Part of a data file
*****
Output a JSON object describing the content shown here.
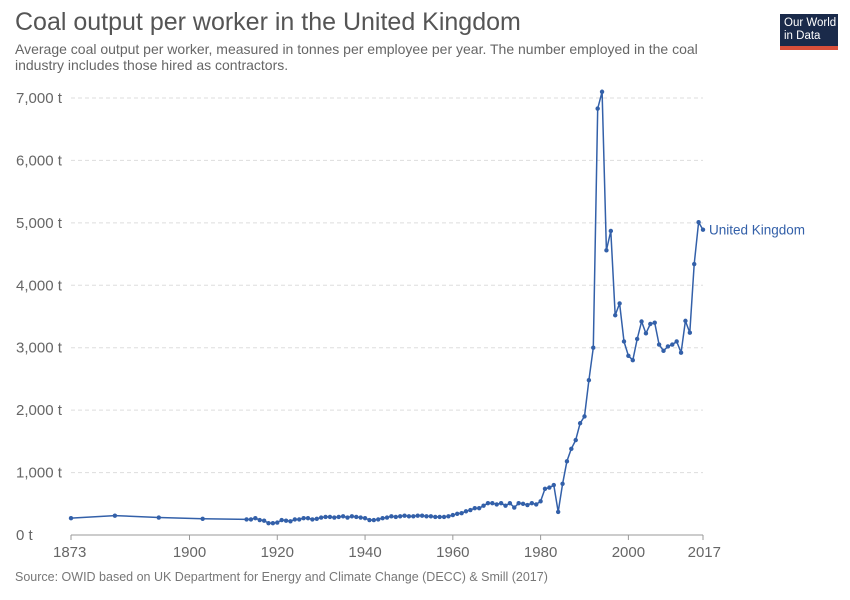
{
  "header": {
    "title": "Coal output per worker in the United Kingdom",
    "subtitle": "Average coal output per worker, measured in tonnes per employee per year. The number employed in the coal industry includes those hired as contractors.",
    "logo_line1": "Our World",
    "logo_line2": "in Data"
  },
  "footer": {
    "source": "Source: OWID based on UK Department for Energy and Climate Change (DECC) & Smill (2017)"
  },
  "colors": {
    "series": "#3360a9",
    "grid": "#dddddd",
    "axis": "#666666"
  },
  "chart_data": {
    "type": "line",
    "title": "Coal output per worker in the United Kingdom",
    "xlim": [
      1873,
      2017
    ],
    "ylim": [
      0,
      7000
    ],
    "x_ticks": [
      1873,
      1900,
      1920,
      1940,
      1960,
      1980,
      2000,
      2017
    ],
    "y_ticks": [
      0,
      1000,
      2000,
      3000,
      4000,
      5000,
      6000,
      7000
    ],
    "y_tick_labels": [
      "0 t",
      "1,000 t",
      "2,000 t",
      "3,000 t",
      "4,000 t",
      "5,000 t",
      "6,000 t",
      "7,000 t"
    ],
    "grid": "horizontal",
    "series": [
      {
        "name": "United Kingdom",
        "x": [
          1873,
          1883,
          1893,
          1903,
          1913,
          1914,
          1915,
          1916,
          1917,
          1918,
          1919,
          1920,
          1921,
          1922,
          1923,
          1924,
          1925,
          1926,
          1927,
          1928,
          1929,
          1930,
          1931,
          1932,
          1933,
          1934,
          1935,
          1936,
          1937,
          1938,
          1939,
          1940,
          1941,
          1942,
          1943,
          1944,
          1945,
          1946,
          1947,
          1948,
          1949,
          1950,
          1951,
          1952,
          1953,
          1954,
          1955,
          1956,
          1957,
          1958,
          1959,
          1960,
          1961,
          1962,
          1963,
          1964,
          1965,
          1966,
          1967,
          1968,
          1969,
          1970,
          1971,
          1972,
          1973,
          1974,
          1975,
          1976,
          1977,
          1978,
          1979,
          1980,
          1981,
          1982,
          1983,
          1984,
          1985,
          1986,
          1987,
          1988,
          1989,
          1990,
          1991,
          1992,
          1993,
          1994,
          1995,
          1996,
          1997,
          1998,
          1999,
          2000,
          2001,
          2002,
          2003,
          2004,
          2005,
          2006,
          2007,
          2008,
          2009,
          2010,
          2011,
          2012,
          2013,
          2014,
          2015,
          2016,
          2017
        ],
        "y": [
          270,
          310,
          280,
          260,
          250,
          250,
          270,
          240,
          230,
          190,
          190,
          200,
          240,
          230,
          220,
          250,
          250,
          270,
          270,
          250,
          260,
          280,
          290,
          290,
          280,
          290,
          300,
          280,
          300,
          290,
          280,
          270,
          240,
          240,
          250,
          270,
          280,
          300,
          290,
          300,
          310,
          300,
          300,
          310,
          310,
          300,
          300,
          290,
          290,
          290,
          300,
          320,
          340,
          350,
          380,
          400,
          430,
          430,
          470,
          510,
          510,
          490,
          510,
          470,
          510,
          440,
          510,
          500,
          480,
          510,
          490,
          540,
          740,
          760,
          800,
          370,
          820,
          1180,
          1380,
          1520,
          1790,
          1900,
          2480,
          3000,
          6830,
          7100,
          4560,
          4870,
          3520,
          3710,
          3100,
          2870,
          2800,
          3140,
          3420,
          3230,
          3380,
          3400,
          3050,
          2950,
          3020,
          3050,
          3100,
          2920,
          3430,
          3240,
          4340,
          5010,
          4890
        ]
      }
    ]
  }
}
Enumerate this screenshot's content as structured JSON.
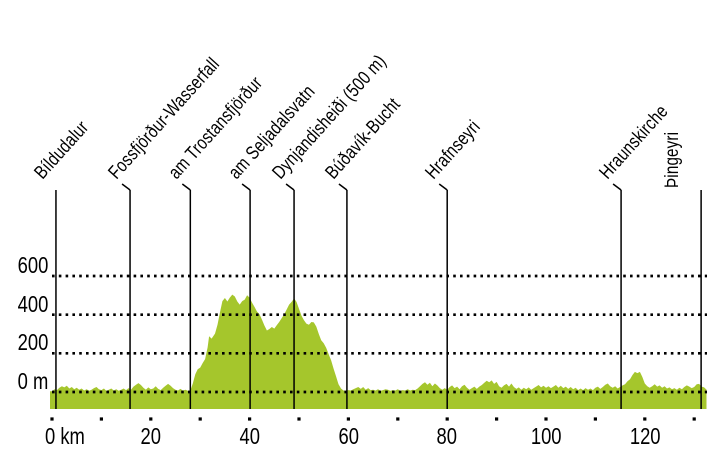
{
  "colors": {
    "area_green": "#a5c62c",
    "line_black": "#000000",
    "background": "#ffffff"
  },
  "y_axis": {
    "unit": "m",
    "ticks": [
      {
        "label": "600",
        "m": 600
      },
      {
        "label": "400",
        "m": 400
      },
      {
        "label": "200",
        "m": 200
      },
      {
        "label": "0 m",
        "m": 0
      }
    ]
  },
  "x_axis": {
    "unit": "km",
    "labels": [
      {
        "label": "0 km",
        "km": 0
      },
      {
        "label": "20",
        "km": 20
      },
      {
        "label": "40",
        "km": 40
      },
      {
        "label": "60",
        "km": 60
      },
      {
        "label": "80",
        "km": 80
      },
      {
        "label": "100",
        "km": 100
      },
      {
        "label": "120",
        "km": 120
      }
    ],
    "minor_tick_step_km": 10,
    "max_km": 132.5
  },
  "chart_data": {
    "type": "area",
    "title": "",
    "xlabel": "km",
    "ylabel": "m",
    "xlim": [
      0,
      132.5
    ],
    "ylim": [
      0,
      700
    ],
    "grid": "dotted-horizontal",
    "markers": [
      {
        "id": "bildudalur",
        "label": "Bíldudalur",
        "km": 0.8,
        "vertical": false
      },
      {
        "id": "fossfjordur-wasserfall",
        "label": "Fossfjörður-Wasserfall",
        "km": 15.8,
        "vertical": false
      },
      {
        "id": "am-trostansfjordur",
        "label": "am Trostansfjörður",
        "km": 28,
        "vertical": false
      },
      {
        "id": "am-seljadalsvatn",
        "label": "am Seljadalsvatn",
        "km": 40.1,
        "vertical": false
      },
      {
        "id": "dynjandisheidi",
        "label": "Dynjandisheiði (500 m)",
        "km": 49,
        "vertical": false
      },
      {
        "id": "budavik-bucht",
        "label": "Búðavík-Bucht",
        "km": 59.7,
        "vertical": false
      },
      {
        "id": "hrafnseyri",
        "label": "Hrafnseyri",
        "km": 80,
        "vertical": false
      },
      {
        "id": "hraunskirche",
        "label": "Hraunskirche",
        "km": 115.2,
        "vertical": false
      },
      {
        "id": "thingeyri",
        "label": "Þingeyri",
        "km": 131.4,
        "vertical": true
      }
    ],
    "profile_km_m": [
      [
        0,
        4
      ],
      [
        0.5,
        14
      ],
      [
        1,
        10
      ],
      [
        1.5,
        22
      ],
      [
        2,
        30
      ],
      [
        2.5,
        24
      ],
      [
        3,
        32
      ],
      [
        3.5,
        18
      ],
      [
        4,
        26
      ],
      [
        4.5,
        14
      ],
      [
        5,
        22
      ],
      [
        5.5,
        12
      ],
      [
        6,
        18
      ],
      [
        6.5,
        8
      ],
      [
        7,
        14
      ],
      [
        7.5,
        6
      ],
      [
        8,
        12
      ],
      [
        8.5,
        20
      ],
      [
        9,
        26
      ],
      [
        9.5,
        14
      ],
      [
        10,
        10
      ],
      [
        10.5,
        18
      ],
      [
        11,
        6
      ],
      [
        11.5,
        12
      ],
      [
        12,
        18
      ],
      [
        12.5,
        8
      ],
      [
        13,
        14
      ],
      [
        13.5,
        6
      ],
      [
        14,
        12
      ],
      [
        14.5,
        18
      ],
      [
        15,
        10
      ],
      [
        15.5,
        20
      ],
      [
        16,
        12
      ],
      [
        16.5,
        28
      ],
      [
        17,
        38
      ],
      [
        17.5,
        46
      ],
      [
        18,
        36
      ],
      [
        18.5,
        22
      ],
      [
        19,
        12
      ],
      [
        19.5,
        24
      ],
      [
        20,
        14
      ],
      [
        20.5,
        18
      ],
      [
        21,
        30
      ],
      [
        21.5,
        16
      ],
      [
        22,
        10
      ],
      [
        22.5,
        22
      ],
      [
        23,
        32
      ],
      [
        23.5,
        42
      ],
      [
        24,
        32
      ],
      [
        24.5,
        20
      ],
      [
        25,
        12
      ],
      [
        25.5,
        8
      ],
      [
        26,
        16
      ],
      [
        26.5,
        8
      ],
      [
        27,
        12
      ],
      [
        27.5,
        6
      ],
      [
        28,
        6
      ],
      [
        28.5,
        44
      ],
      [
        29,
        92
      ],
      [
        29.5,
        118
      ],
      [
        30,
        126
      ],
      [
        30.5,
        150
      ],
      [
        31,
        170
      ],
      [
        31.5,
        230
      ],
      [
        31.8,
        288
      ],
      [
        32.3,
        276
      ],
      [
        33,
        302
      ],
      [
        33.5,
        348
      ],
      [
        34,
        412
      ],
      [
        34.5,
        470
      ],
      [
        35,
        486
      ],
      [
        35.5,
        468
      ],
      [
        36,
        488
      ],
      [
        36.5,
        504
      ],
      [
        37,
        494
      ],
      [
        37.5,
        468
      ],
      [
        38,
        452
      ],
      [
        38.5,
        470
      ],
      [
        39,
        478
      ],
      [
        39.5,
        500
      ],
      [
        40,
        488
      ],
      [
        40.5,
        462
      ],
      [
        41,
        440
      ],
      [
        41.5,
        416
      ],
      [
        42,
        402
      ],
      [
        42.5,
        374
      ],
      [
        43,
        344
      ],
      [
        43.5,
        318
      ],
      [
        44,
        326
      ],
      [
        44.5,
        336
      ],
      [
        45,
        328
      ],
      [
        45.5,
        346
      ],
      [
        46,
        362
      ],
      [
        46.5,
        382
      ],
      [
        47,
        402
      ],
      [
        47.5,
        426
      ],
      [
        48,
        452
      ],
      [
        48.5,
        466
      ],
      [
        49,
        484
      ],
      [
        49.5,
        466
      ],
      [
        50,
        430
      ],
      [
        50.5,
        394
      ],
      [
        51,
        372
      ],
      [
        51.5,
        354
      ],
      [
        52,
        348
      ],
      [
        52.5,
        362
      ],
      [
        53,
        360
      ],
      [
        53.5,
        338
      ],
      [
        54,
        300
      ],
      [
        54.5,
        268
      ],
      [
        55,
        252
      ],
      [
        55.5,
        228
      ],
      [
        56,
        196
      ],
      [
        56.5,
        164
      ],
      [
        57,
        120
      ],
      [
        57.5,
        80
      ],
      [
        58,
        40
      ],
      [
        58.5,
        18
      ],
      [
        59,
        8
      ],
      [
        59.5,
        6
      ],
      [
        60,
        10
      ],
      [
        60.5,
        8
      ],
      [
        61,
        14
      ],
      [
        61.5,
        20
      ],
      [
        62,
        26
      ],
      [
        62.5,
        16
      ],
      [
        63,
        26
      ],
      [
        63.5,
        12
      ],
      [
        64,
        20
      ],
      [
        64.5,
        10
      ],
      [
        65,
        12
      ],
      [
        65.5,
        8
      ],
      [
        66,
        14
      ],
      [
        66.5,
        6
      ],
      [
        67,
        10
      ],
      [
        67.5,
        14
      ],
      [
        68,
        12
      ],
      [
        68.5,
        6
      ],
      [
        69,
        10
      ],
      [
        69.5,
        8
      ],
      [
        70,
        14
      ],
      [
        70.5,
        6
      ],
      [
        71,
        10
      ],
      [
        71.5,
        8
      ],
      [
        72,
        14
      ],
      [
        72.5,
        8
      ],
      [
        73,
        12
      ],
      [
        73.5,
        10
      ],
      [
        74,
        18
      ],
      [
        74.5,
        30
      ],
      [
        75,
        42
      ],
      [
        75.5,
        50
      ],
      [
        76,
        38
      ],
      [
        76.5,
        48
      ],
      [
        77,
        30
      ],
      [
        77.5,
        44
      ],
      [
        78,
        34
      ],
      [
        78.5,
        20
      ],
      [
        79,
        12
      ],
      [
        79.5,
        20
      ],
      [
        80,
        12
      ],
      [
        80.5,
        26
      ],
      [
        81,
        34
      ],
      [
        81.5,
        20
      ],
      [
        82,
        28
      ],
      [
        82.5,
        14
      ],
      [
        83,
        30
      ],
      [
        83.5,
        38
      ],
      [
        84,
        22
      ],
      [
        84.5,
        12
      ],
      [
        85,
        20
      ],
      [
        85.5,
        28
      ],
      [
        86,
        16
      ],
      [
        86.5,
        28
      ],
      [
        87,
        36
      ],
      [
        87.5,
        48
      ],
      [
        88,
        58
      ],
      [
        88.5,
        50
      ],
      [
        89,
        60
      ],
      [
        89.5,
        42
      ],
      [
        90,
        52
      ],
      [
        90.5,
        30
      ],
      [
        91,
        22
      ],
      [
        91.5,
        34
      ],
      [
        92,
        42
      ],
      [
        92.5,
        28
      ],
      [
        93,
        44
      ],
      [
        93.5,
        26
      ],
      [
        94,
        16
      ],
      [
        94.5,
        24
      ],
      [
        95,
        12
      ],
      [
        95.5,
        22
      ],
      [
        96,
        14
      ],
      [
        96.5,
        24
      ],
      [
        97,
        12
      ],
      [
        97.5,
        20
      ],
      [
        98,
        28
      ],
      [
        98.5,
        36
      ],
      [
        99,
        24
      ],
      [
        99.5,
        32
      ],
      [
        100,
        22
      ],
      [
        100.5,
        30
      ],
      [
        101,
        20
      ],
      [
        101.5,
        28
      ],
      [
        102,
        36
      ],
      [
        102.5,
        22
      ],
      [
        103,
        32
      ],
      [
        103.5,
        20
      ],
      [
        104,
        28
      ],
      [
        104.5,
        16
      ],
      [
        105,
        26
      ],
      [
        105.5,
        14
      ],
      [
        106,
        22
      ],
      [
        106.5,
        10
      ],
      [
        107,
        18
      ],
      [
        107.5,
        10
      ],
      [
        108,
        20
      ],
      [
        108.5,
        12
      ],
      [
        109,
        18
      ],
      [
        109.5,
        10
      ],
      [
        110,
        22
      ],
      [
        110.5,
        28
      ],
      [
        111,
        16
      ],
      [
        111.5,
        26
      ],
      [
        112,
        38
      ],
      [
        112.5,
        44
      ],
      [
        113,
        30
      ],
      [
        113.5,
        22
      ],
      [
        114,
        30
      ],
      [
        114.5,
        18
      ],
      [
        115,
        26
      ],
      [
        115.5,
        34
      ],
      [
        116,
        40
      ],
      [
        116.5,
        56
      ],
      [
        117,
        66
      ],
      [
        117.5,
        88
      ],
      [
        118,
        104
      ],
      [
        118.5,
        98
      ],
      [
        119,
        104
      ],
      [
        119.5,
        78
      ],
      [
        120,
        44
      ],
      [
        120.5,
        30
      ],
      [
        121,
        22
      ],
      [
        121.5,
        30
      ],
      [
        122,
        40
      ],
      [
        122.5,
        28
      ],
      [
        123,
        34
      ],
      [
        123.5,
        22
      ],
      [
        124,
        30
      ],
      [
        124.5,
        18
      ],
      [
        125,
        24
      ],
      [
        125.5,
        14
      ],
      [
        126,
        20
      ],
      [
        126.5,
        12
      ],
      [
        127,
        22
      ],
      [
        127.5,
        14
      ],
      [
        128,
        26
      ],
      [
        128.5,
        34
      ],
      [
        129,
        28
      ],
      [
        129.5,
        20
      ],
      [
        130,
        26
      ],
      [
        130.5,
        40
      ],
      [
        131,
        42
      ],
      [
        131.5,
        28
      ],
      [
        132,
        24
      ],
      [
        132.5,
        12
      ]
    ]
  }
}
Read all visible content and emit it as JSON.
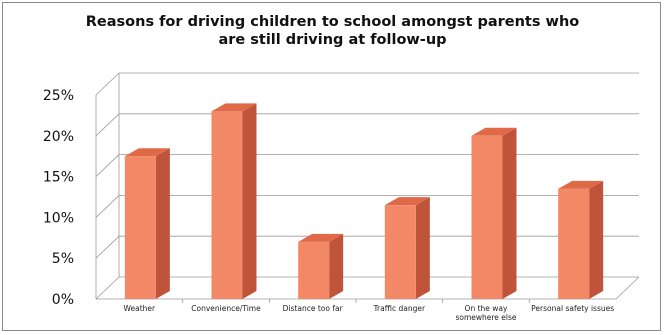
{
  "chart_data": {
    "type": "bar",
    "title": "Reasons for driving children to school amongst parents who\nare still driving at follow-up",
    "categories": [
      "Weather",
      "Convenience/Time",
      "Distance too far",
      "Traffic danger",
      "On the way somewhere else",
      "Personal safety issues"
    ],
    "category_lines": [
      [
        "Weather"
      ],
      [
        "Convenience/Time"
      ],
      [
        "Distance too far"
      ],
      [
        "Traffic danger"
      ],
      [
        "On the way",
        "somewhere else"
      ],
      [
        "Personal safety issues"
      ]
    ],
    "values": [
      17.5,
      23,
      7,
      11.5,
      20,
      13.5
    ],
    "y_ticks": [
      "0%",
      "5%",
      "10%",
      "15%",
      "20%",
      "25%"
    ],
    "ylim": [
      0,
      25
    ],
    "grid": true,
    "style": "3d-column",
    "colors": {
      "bar_front": "#f28865",
      "bar_side": "#c0543a",
      "bar_top": "#e06a48",
      "grid": "#9a9a9a"
    }
  }
}
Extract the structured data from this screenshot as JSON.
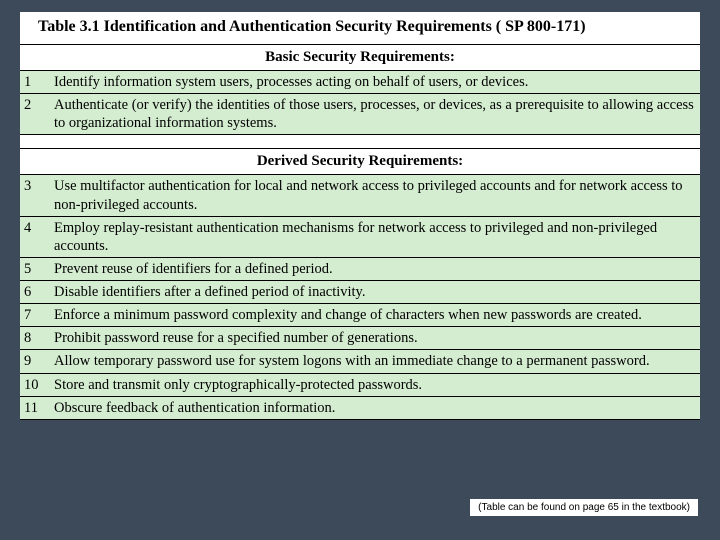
{
  "colors": {
    "page_bg": "#3d4a5a",
    "table_bg": "#ffffff",
    "row_bg": "#d4edd0",
    "border": "#000000",
    "text": "#000000"
  },
  "typography": {
    "title_fontsize": 16,
    "section_fontsize": 15,
    "body_fontsize": 14.5,
    "footnote_fontsize": 10,
    "title_weight": "bold",
    "font_family": "Times New Roman"
  },
  "table": {
    "title": "Table 3.1   Identification and Authentication Security Requirements ( SP 800-171)",
    "sections": [
      {
        "header": "Basic Security Requirements:",
        "rows": [
          {
            "num": "1",
            "text": "Identify information system users, processes acting on behalf of users, or devices."
          },
          {
            "num": "2",
            "text": "Authenticate (or verify) the identities of those users, processes, or devices, as a prerequisite to allowing access to organizational information systems."
          }
        ]
      },
      {
        "header": "Derived Security Requirements:",
        "rows": [
          {
            "num": "3",
            "text": "Use multifactor authentication for local and network access to privileged accounts and for network access to non-privileged accounts."
          },
          {
            "num": "4",
            "text": "Employ replay-resistant authentication mechanisms for network access to privileged and non-privileged accounts."
          },
          {
            "num": "5",
            "text": "Prevent reuse of identifiers for a defined period."
          },
          {
            "num": "6",
            "text": "Disable identifiers after a defined period of inactivity."
          },
          {
            "num": "7",
            "text": "Enforce a minimum password complexity and change of characters when new passwords are created."
          },
          {
            "num": "8",
            "text": "Prohibit password reuse for a specified number of generations."
          },
          {
            "num": "9",
            "text": "Allow temporary password use for system logons with an immediate change to a permanent password."
          },
          {
            "num": "10",
            "text": "Store and transmit only cryptographically-protected passwords."
          },
          {
            "num": "11",
            "text": "Obscure feedback of authentication information."
          }
        ]
      }
    ]
  },
  "footnote": "(Table can be found on page 65 in the textbook)"
}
*****
■ What this task involves ■
Take every line from the records above that has the word "users" and copy it.

■ Result of the task ■
            "text": "Identify information system users, processes acting on behalf of users, or devices."
            "text": "Authenticate (or verify) the identities of those users, processes, or devices, as a prerequisite to allowing access to organizational information systems."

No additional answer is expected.